▸ **Record list**:
_ _ _ _

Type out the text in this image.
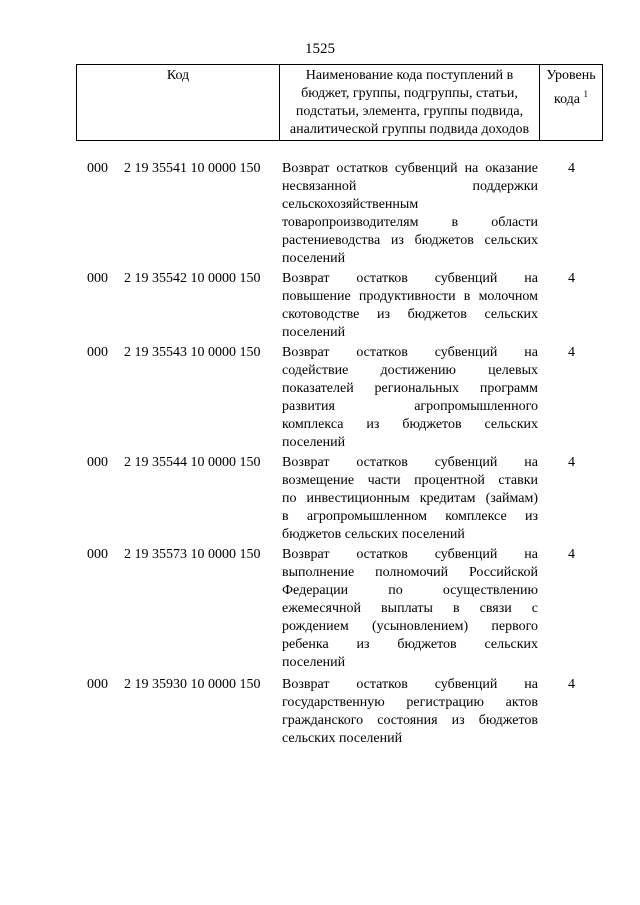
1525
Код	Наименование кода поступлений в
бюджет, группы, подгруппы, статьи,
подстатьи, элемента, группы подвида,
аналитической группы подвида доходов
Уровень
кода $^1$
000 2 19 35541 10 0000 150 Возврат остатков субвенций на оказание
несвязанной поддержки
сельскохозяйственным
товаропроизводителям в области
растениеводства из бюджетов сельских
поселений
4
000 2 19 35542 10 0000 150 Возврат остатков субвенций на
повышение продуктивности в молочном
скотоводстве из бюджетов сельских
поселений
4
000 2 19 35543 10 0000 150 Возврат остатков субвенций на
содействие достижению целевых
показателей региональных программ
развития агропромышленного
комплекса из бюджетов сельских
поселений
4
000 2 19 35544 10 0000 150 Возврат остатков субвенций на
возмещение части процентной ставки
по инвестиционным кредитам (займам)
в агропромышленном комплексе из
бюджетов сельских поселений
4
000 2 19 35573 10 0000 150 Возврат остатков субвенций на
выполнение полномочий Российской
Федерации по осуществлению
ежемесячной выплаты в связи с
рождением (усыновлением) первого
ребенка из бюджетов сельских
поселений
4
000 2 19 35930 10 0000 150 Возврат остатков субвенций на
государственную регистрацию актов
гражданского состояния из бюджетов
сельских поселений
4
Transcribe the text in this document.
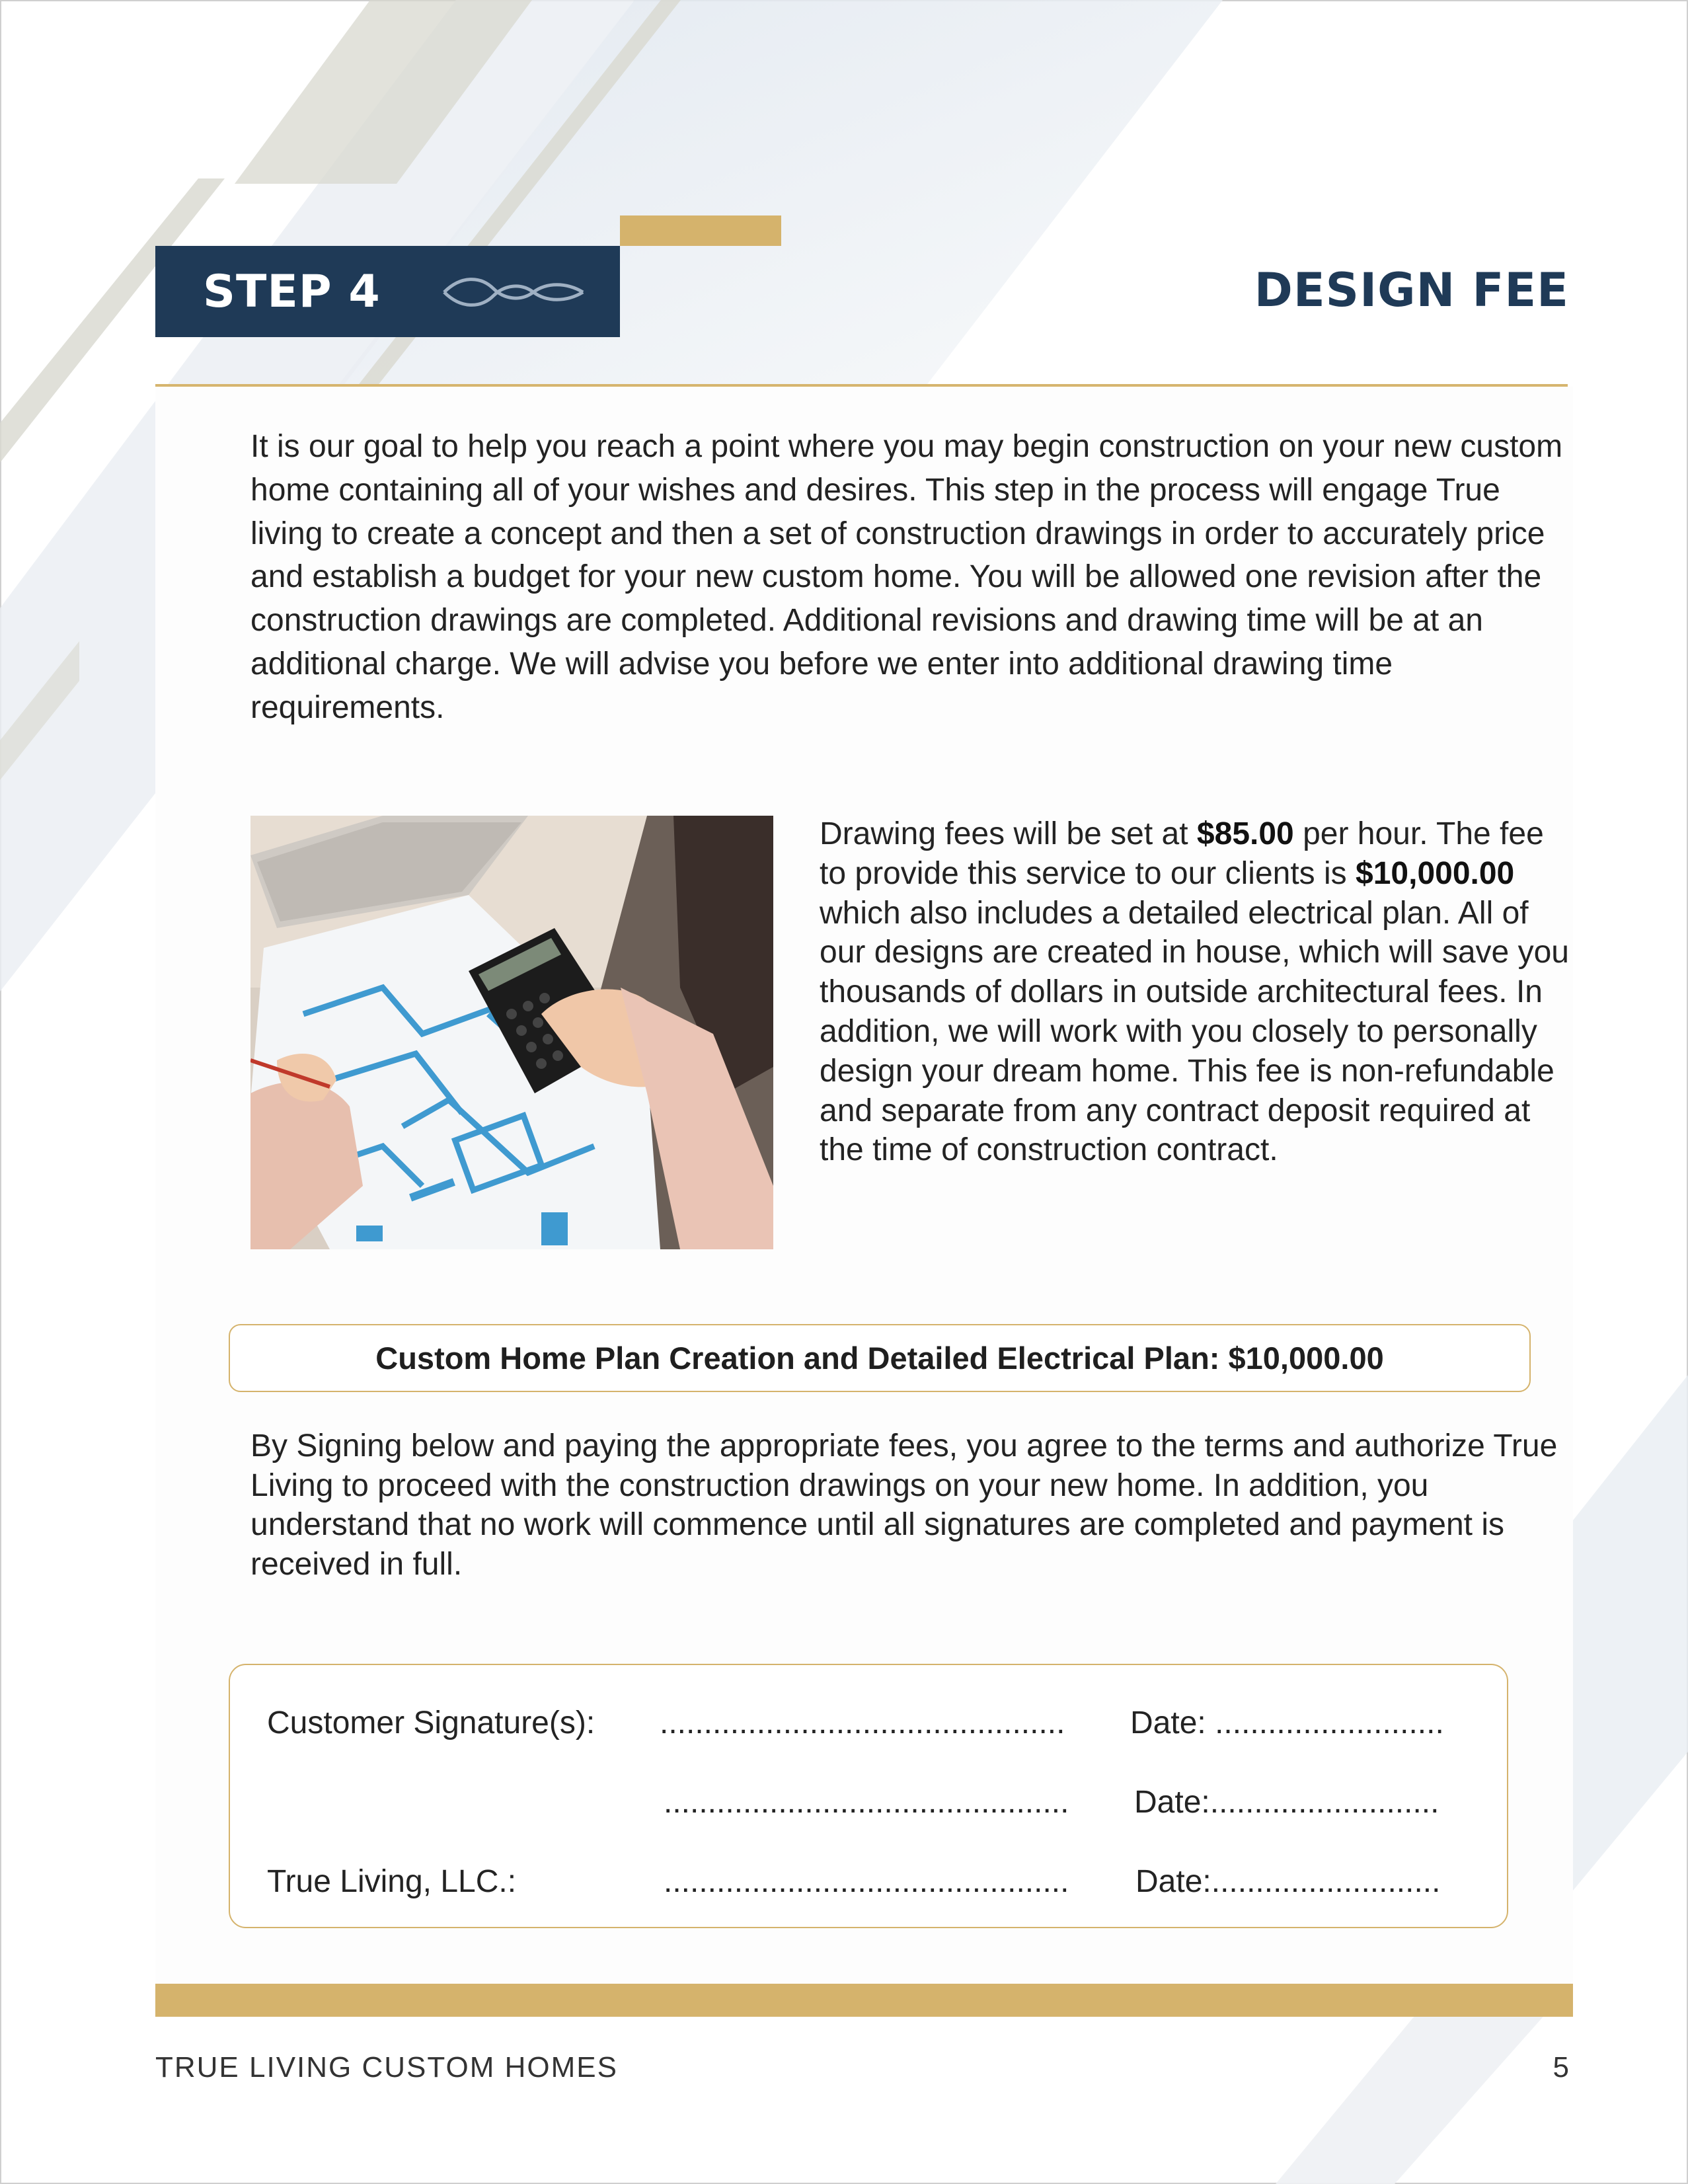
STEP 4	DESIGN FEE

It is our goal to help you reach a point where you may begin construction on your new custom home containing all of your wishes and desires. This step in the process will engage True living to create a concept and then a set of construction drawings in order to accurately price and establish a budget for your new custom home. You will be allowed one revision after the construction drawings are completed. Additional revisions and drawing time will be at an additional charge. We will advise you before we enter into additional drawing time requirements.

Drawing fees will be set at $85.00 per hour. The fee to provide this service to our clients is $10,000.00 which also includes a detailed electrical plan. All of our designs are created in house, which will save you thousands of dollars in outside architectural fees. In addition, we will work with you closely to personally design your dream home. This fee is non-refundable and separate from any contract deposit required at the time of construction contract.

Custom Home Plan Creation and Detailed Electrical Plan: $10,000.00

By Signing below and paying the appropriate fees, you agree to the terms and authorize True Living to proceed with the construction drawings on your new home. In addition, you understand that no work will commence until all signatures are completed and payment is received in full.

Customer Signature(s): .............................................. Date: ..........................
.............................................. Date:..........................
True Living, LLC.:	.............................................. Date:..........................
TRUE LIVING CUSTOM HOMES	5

_ _ _ _

▸ **What to produce**: Reproduce every record above exactly, but leave out the pictures.

▸ **Task answer**:
Type out the text in this image.
1525
Код	Наименование кода поступлений в
бюджет, группы, подгруппы, статьи,
подстатьи, элемента, группы подвида,
аналитической группы подвида доходов
Уровень
кода $^1$
000 2 19 35541 10 0000 150 Возврат остатков субвенций на оказание
несвязанной поддержки
сельскохозяйственным
товаропроизводителям в области
растениеводства из бюджетов сельских
поселений
4
000 2 19 35542 10 0000 150 Возврат остатков субвенций на
повышение продуктивности в молочном
скотоводстве из бюджетов сельских
поселений
4
000 2 19 35543 10 0000 150 Возврат остатков субвенций на
содействие достижению целевых
показателей региональных программ
развития агропромышленного
комплекса из бюджетов сельских
поселений
4
000 2 19 35544 10 0000 150 Возврат остатков субвенций на
возмещение части процентной ставки
по инвестиционным кредитам (займам)
в агропромышленном комплексе из
бюджетов сельских поселений
4
000 2 19 35573 10 0000 150 Возврат остатков субвенций на
выполнение полномочий Российской
Федерации по осуществлению
ежемесячной выплаты в связи с
рождением (усыновлением) первого
ребенка из бюджетов сельских
поселений
4
000 2 19 35930 10 0000 150 Возврат остатков субвенций на
государственную регистрацию актов
гражданского состояния из бюджетов
сельских поселений
4
Transcribe the text in this document.
STEP 4	DESIGN FEE

It is our goal to help you reach a point where you may begin construction on your new custom home containing all of your wishes and desires. This step in the process will engage True living to create a concept and then a set of construction drawings in order to accurately price and establish a budget for your new custom home. You will be allowed one revision after the construction drawings are completed. Additional revisions and drawing time will be at an additional charge. We will advise you before we enter into additional drawing time requirements.

Drawing fees will be set at $85.00 per hour. The fee to provide this service to our clients is $10,000.00 which also includes a detailed electrical plan. All of our designs are created in house, which will save you thousands of dollars in outside architectural fees. In addition, we will work with you closely to personally design your dream home. This fee is non-refundable and separate from any contract deposit required at the time of construction contract.

Custom Home Plan Creation and Detailed Electrical Plan: $10,000.00

By Signing below and paying the appropriate fees, you agree to the terms and authorize True Living to proceed with the construction drawings on your new home. In addition, you understand that no work will commence until all signatures are completed and payment is received in full.

Customer Signature(s): .............................................. Date: ..........................
.............................................. Date:..........................
True Living, LLC.:	.............................................. Date:..........................
TRUE LIVING CUSTOM HOMES	5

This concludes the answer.